The entries below are to be transcribed in full, without their images.
============
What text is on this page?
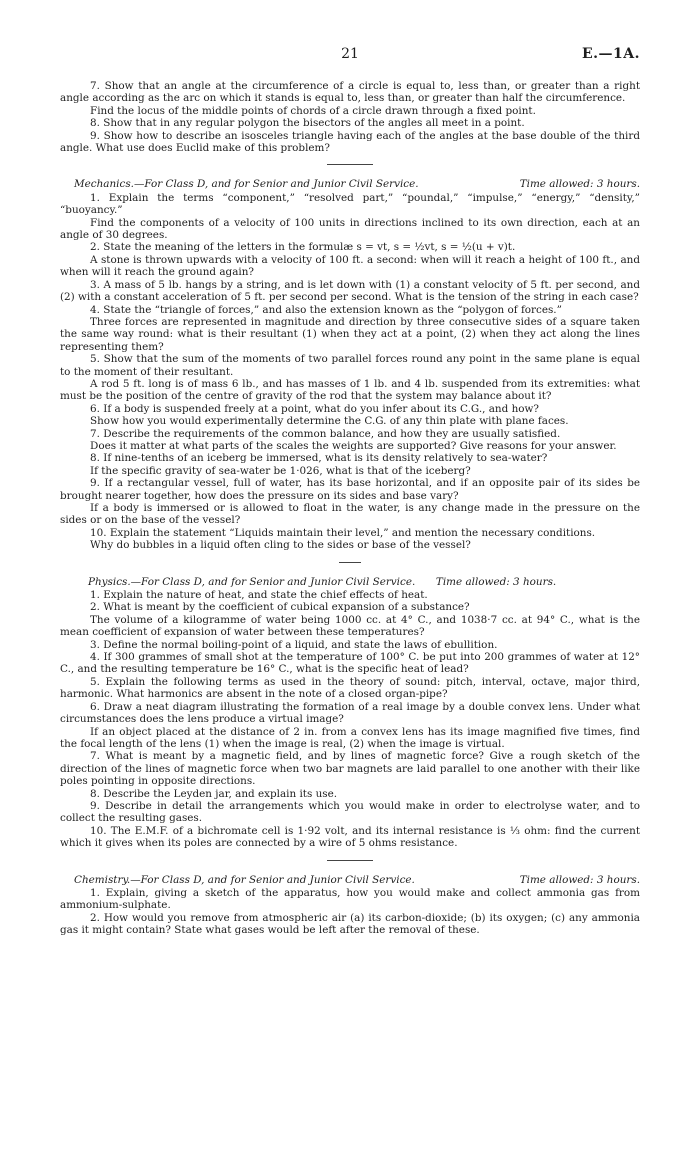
21	E.—1A.

7. Show that an angle at the circumference of a circle is equal to, less than, or greater than a right angle according as the arc on which it stands is equal to, less than, or greater than half the circumference.

Find the locus of the middle points of chords of a circle drawn through a fixed point.

8. Show that in any regular polygon the bisectors of the angles all meet in a point.

9. Show how to describe an isosceles triangle having each of the angles at the base double of the third angle. What use does Euclid make of this problem?

Mechanics.—For Class D, and for Senior and Junior Civil Service.	Time allowed: 3 hours.

1. Explain the terms “component,” “resolved part,” “poundal,” “impulse,” “energy,” “density,” “buoyancy.”

Find the components of a velocity of 100 units in directions inclined to its own direction, each at an angle of 30 degrees.

2. State the meaning of the letters in the formulæ s = vt, s = ½vt, s = ½(u + v)t.

A stone is thrown upwards with a velocity of 100 ft. a second: when will it reach a height of 100 ft., and when will it reach the ground again?

3. A mass of 5 lb. hangs by a string, and is let down with (1) a constant velocity of 5 ft. per second, and (2) with a constant acceleration of 5 ft. per second per second. What is the tension of the string in each case?

4. State the “triangle of forces,” and also the extension known as the “polygon of forces.”

Three forces are represented in magnitude and direction by three consecutive sides of a square taken the same way round: what is their resultant (1) when they act at a point, (2) when they act along the lines representing them?

5. Show that the sum of the moments of two parallel forces round any point in the same plane is equal to the moment of their resultant.

A rod 5 ft. long is of mass 6 lb., and has masses of 1 lb. and 4 lb. suspended from its extremities: what must be the position of the centre of gravity of the rod that the system may balance about it?

6. If a body is suspended freely at a point, what do you infer about its C.G., and how?

Show how you would experimentally determine the C.G. of any thin plate with plane faces.

7. Describe the requirements of the common balance, and how they are usually satisfied.

Does it matter at what parts of the scales the weights are supported? Give reasons for your answer.

8. If nine-tenths of an iceberg be immersed, what is its density relatively to sea-water?

If the specific gravity of sea-water be 1·026, what is that of the iceberg?

9. If a rectangular vessel, full of water, has its base horizontal, and if an opposite pair of its sides be brought nearer together, how does the pressure on its sides and base vary?

If a body is immersed or is allowed to float in the water, is any change made in the pressure on the sides or on the base of the vessel?

10. Explain the statement “Liquids maintain their level,” and mention the necessary conditions.

Why do bubbles in a liquid often cling to the sides or base of the vessel?

Physics.—For Class D, and for Senior and Junior Civil Service. Time allowed: 3 hours.

1. Explain the nature of heat, and state the chief effects of heat.

2. What is meant by the coefficient of cubical expansion of a substance?

The volume of a kilogramme of water being 1000 cc. at 4° C., and 1038·7 cc. at 94° C., what is the mean coefficient of expansion of water between these temperatures?

3. Define the normal boiling-point of a liquid, and state the laws of ebullition.

4. If 300 grammes of small shot at the temperature of 100° C. be put into 200 grammes of water at 12° C., and the resulting temperature be 16° C., what is the specific heat of lead?

5. Explain the following terms as used in the theory of sound: pitch, interval, octave, major third, harmonic. What harmonics are absent in the note of a closed organ-pipe?

6. Draw a neat diagram illustrating the formation of a real image by a double convex lens. Under what circumstances does the lens produce a virtual image?

If an object placed at the distance of 2 in. from a convex lens has its image magnified five times, find the focal length of the lens (1) when the image is real, (2) when the image is virtual.

7. What is meant by a magnetic field, and by lines of magnetic force? Give a rough sketch of the direction of the lines of magnetic force when two bar magnets are laid parallel to one another with their like poles pointing in opposite directions.

8. Describe the Leyden jar, and explain its use.

9. Describe in detail the arrangements which you would make in order to electrolyse water, and to collect the resulting gases.

10. The E.M.F. of a bichromate cell is 1·92 volt, and its internal resistance is ⅓ ohm: find the current which it gives when its poles are connected by a wire of 5 ohms resistance.

Chemistry.—For Class D, and for Senior and Junior Civil Service.	Time allowed: 3 hours.

1. Explain, giving a sketch of the apparatus, how you would make and collect ammonia gas from ammonium-sulphate.

2. How would you remove from atmospheric air (a) its carbon-dioxide; (b) its oxygen; (c) any ammonia gas it might contain? State what gases would be left after the removal of these.
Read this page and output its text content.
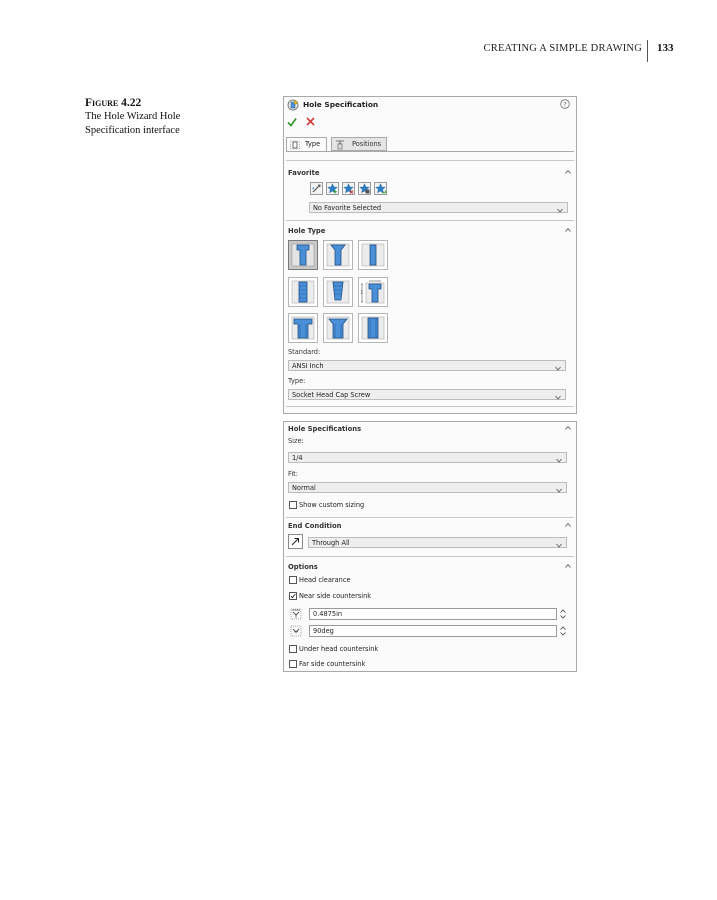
CREATING A SIMPLE DRAWING 133
Figure 4.22
The Hole Wizard Hole Specification interface
Hole Specification	?
Type	Positions
Favorite
No Favorite Selected
Hole Type
1
Standard:
ANSI Inch
Type:
Socket Head Cap Screw
Hole Specifications
Size:
1/4
Fit:
Normal
Show custom sizing
End Condition
Through All
Options
Head clearance
Near side countersink
0.4875in
90deg
Under head countersink
Far side countersink
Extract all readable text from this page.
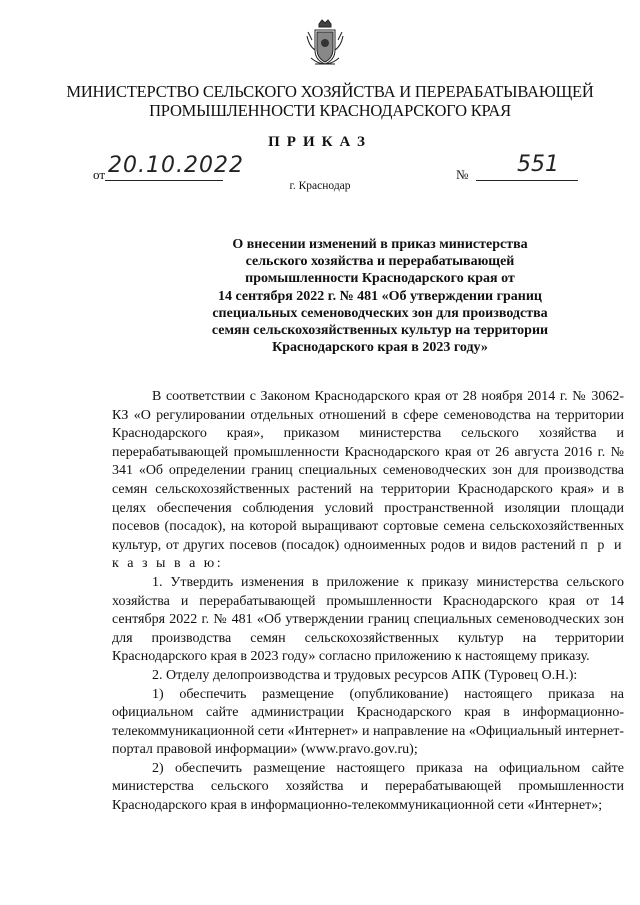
МИНИСТЕРСТВО СЕЛЬСКОГО ХОЗЯЙСТВА И ПЕРЕРАБАТЫВАЮЩЕЙ
ПРОМЫШЛЕННОСТИ КРАСНОДАРСКОГО КРАЯ
ПРИКАЗ
от 20.10.2022	№ 551
г. Краснодар
О внесении изменений в приказ министерства
сельского хозяйства и перерабатывающей
промышленности Краснодарского края от
14 сентября 2022 г. № 481 «Об утверждении границ
специальных семеноводческих зон для производства
семян сельскохозяйственных культур на территории
Краснодарского края в 2023 году»

В соответствии с Законом Краснодарского края от 28 ноября 2014 г. № 3062-КЗ «О регулировании отдельных отношений в сфере семеноводства на территории Краснодарского края», приказом министерства сельского хозяйства и перерабатывающей промышленности Краснодарского края от 26 августа 2016 г. № 341 «Об определении границ специальных семеноводческих зон для производства семян сельскохозяйственных растений на территории Краснодарского края» и в целях обеспечения соблюдения условий пространственной изоляции площади посевов (посадок), на которой выращивают сортовые семена сельскохозяйственных культур, от других посевов (посадок) одноименных родов и видов растений п р и к а з ы в а ю:

1. Утвердить изменения в приложение к приказу министерства сельского хозяйства и перерабатывающей промышленности Краснодарского края от 14 сентября 2022 г. № 481 «Об утверждении границ специальных семеноводческих зон для производства семян сельскохозяйственных культур на территории Краснодарского края в 2023 году» согласно приложению к настоящему приказу.

2. Отделу делопроизводства и трудовых ресурсов АПК (Туровец О.Н.):

1) обеспечить размещение (опубликование) настоящего приказа на официальном сайте администрации Краснодарского края в информационно-телекоммуникационной сети «Интернет» и направление на «Официальный интернет-портал правовой информации» (www.pravo.gov.ru);

2) обеспечить размещение настоящего приказа на официальном сайте министерства сельского хозяйства и перерабатывающей промышленности Краснодарского края в информационно-телекоммуникационной сети «Интернет»;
============
Answer for this exercise:
What text is on this page?
21	E.—1A.

7. Show that an angle at the circumference of a circle is equal to, less than, or greater than a right angle according as the arc on which it stands is equal to, less than, or greater than half the circumference.

Find the locus of the middle points of chords of a circle drawn through a fixed point.

8. Show that in any regular polygon the bisectors of the angles all meet in a point.

9. Show how to describe an isosceles triangle having each of the angles at the base double of the third angle. What use does Euclid make of this problem?

Mechanics.—For Class D, and for Senior and Junior Civil Service.	Time allowed: 3 hours.

1. Explain the terms “component,” “resolved part,” “poundal,” “impulse,” “energy,” “density,” “buoyancy.”

Find the components of a velocity of 100 units in directions inclined to its own direction, each at an angle of 30 degrees.

2. State the meaning of the letters in the formulæ s = vt, s = ½vt, s = ½(u + v)t.

A stone is thrown upwards with a velocity of 100 ft. a second: when will it reach a height of 100 ft., and when will it reach the ground again?

3. A mass of 5 lb. hangs by a string, and is let down with (1) a constant velocity of 5 ft. per second, and (2) with a constant acceleration of 5 ft. per second per second. What is the tension of the string in each case?

4. State the “triangle of forces,” and also the extension known as the “polygon of forces.”

Three forces are represented in magnitude and direction by three consecutive sides of a square taken the same way round: what is their resultant (1) when they act at a point, (2) when they act along the lines representing them?

5. Show that the sum of the moments of two parallel forces round any point in the same plane is equal to the moment of their resultant.

A rod 5 ft. long is of mass 6 lb., and has masses of 1 lb. and 4 lb. suspended from its extremities: what must be the position of the centre of gravity of the rod that the system may balance about it?

6. If a body is suspended freely at a point, what do you infer about its C.G., and how?

Show how you would experimentally determine the C.G. of any thin plate with plane faces.

7. Describe the requirements of the common balance, and how they are usually satisfied.

Does it matter at what parts of the scales the weights are supported? Give reasons for your answer.

8. If nine-tenths of an iceberg be immersed, what is its density relatively to sea-water?

If the specific gravity of sea-water be 1·026, what is that of the iceberg?

9. If a rectangular vessel, full of water, has its base horizontal, and if an opposite pair of its sides be brought nearer together, how does the pressure on its sides and base vary?

If a body is immersed or is allowed to float in the water, is any change made in the pressure on the sides or on the base of the vessel?

10. Explain the statement “Liquids maintain their level,” and mention the necessary conditions.

Why do bubbles in a liquid often cling to the sides or base of the vessel?

Physics.—For Class D, and for Senior and Junior Civil Service. Time allowed: 3 hours.

1. Explain the nature of heat, and state the chief effects of heat.

2. What is meant by the coefficient of cubical expansion of a substance?

The volume of a kilogramme of water being 1000 cc. at 4° C., and 1038·7 cc. at 94° C., what is the mean coefficient of expansion of water between these temperatures?

3. Define the normal boiling-point of a liquid, and state the laws of ebullition.

4. If 300 grammes of small shot at the temperature of 100° C. be put into 200 grammes of water at 12° C., and the resulting temperature be 16° C., what is the specific heat of lead?

5. Explain the following terms as used in the theory of sound: pitch, interval, octave, major third, harmonic. What harmonics are absent in the note of a closed organ-pipe?

6. Draw a neat diagram illustrating the formation of a real image by a double convex lens. Under what circumstances does the lens produce a virtual image?

If an object placed at the distance of 2 in. from a convex lens has its image magnified five times, find the focal length of the lens (1) when the image is real, (2) when the image is virtual.

7. What is meant by a magnetic field, and by lines of magnetic force? Give a rough sketch of the direction of the lines of magnetic force when two bar magnets are laid parallel to one another with their like poles pointing in opposite directions.

8. Describe the Leyden jar, and explain its use.

9. Describe in detail the arrangements which you would make in order to electrolyse water, and to collect the resulting gases.

10. The E.M.F. of a bichromate cell is 1·92 volt, and its internal resistance is ⅓ ohm: find the current which it gives when its poles are connected by a wire of 5 ohms resistance.

Chemistry.—For Class D, and for Senior and Junior Civil Service.	Time allowed: 3 hours.

1. Explain, giving a sketch of the apparatus, how you would make and collect ammonia gas from ammonium-sulphate.

2. How would you remove from atmospheric air (a) its carbon-dioxide; (b) its oxygen; (c) any ammonia gas it might contain? State what gases would be left after the removal of these.
Read this page and output its text content.
CREATING A SIMPLE DRAWING 133
Figure 4.22
The Hole Wizard Hole Specification interface
Hole Specification	?
Type	Positions
Favorite
No Favorite Selected
Hole Type
1
Standard:
ANSI Inch
Type:
Socket Head Cap Screw
Hole Specifications
Size:
1/4
Fit:
Normal
Show custom sizing
End Condition
Through All
Options
Head clearance
Near side countersink
0.4875in
90deg
Under head countersink
Far side countersink
Extract all readable text from this page.
МИНИСТЕРСТВО СЕЛЬСКОГО ХОЗЯЙСТВА И ПЕРЕРАБАТЫВАЮЩЕЙ
ПРОМЫШЛЕННОСТИ КРАСНОДАРСКОГО КРАЯ
ПРИКАЗ
от 20.10.2022	№ 551
г. Краснодар
О внесении изменений в приказ министерства
сельского хозяйства и перерабатывающей
промышленности Краснодарского края от
14 сентября 2022 г. № 481 «Об утверждении границ
специальных семеноводческих зон для производства
семян сельскохозяйственных культур на территории
Краснодарского края в 2023 году»

В соответствии с Законом Краснодарского края от 28 ноября 2014 г. № 3062-КЗ «О регулировании отдельных отношений в сфере семеноводства на территории Краснодарского края», приказом министерства сельского хозяйства и перерабатывающей промышленности Краснодарского края от 26 августа 2016 г. № 341 «Об определении границ специальных семеноводческих зон для производства семян сельскохозяйственных растений на территории Краснодарского края» и в целях обеспечения соблюдения условий пространственной изоляции площади посевов (посадок), на которой выращивают сортовые семена сельскохозяйственных культур, от других посевов (посадок) одноименных родов и видов растений п р и к а з ы в а ю:

1. Утвердить изменения в приложение к приказу министерства сельского хозяйства и перерабатывающей промышленности Краснодарского края от 14 сентября 2022 г. № 481 «Об утверждении границ специальных семеноводческих зон для производства семян сельскохозяйственных культур на территории Краснодарского края в 2023 году» согласно приложению к настоящему приказу.

2. Отделу делопроизводства и трудовых ресурсов АПК (Туровец О.Н.):

1) обеспечить размещение (опубликование) настоящего приказа на официальном сайте администрации Краснодарского края в информационно-телекоммуникационной сети «Интернет» и направление на «Официальный интернет-портал правовой информации» (www.pravo.gov.ru);

2) обеспечить размещение настоящего приказа на официальном сайте министерства сельского хозяйства и перерабатывающей промышленности Краснодарского края в информационно-телекоммуникационной сети «Интернет»;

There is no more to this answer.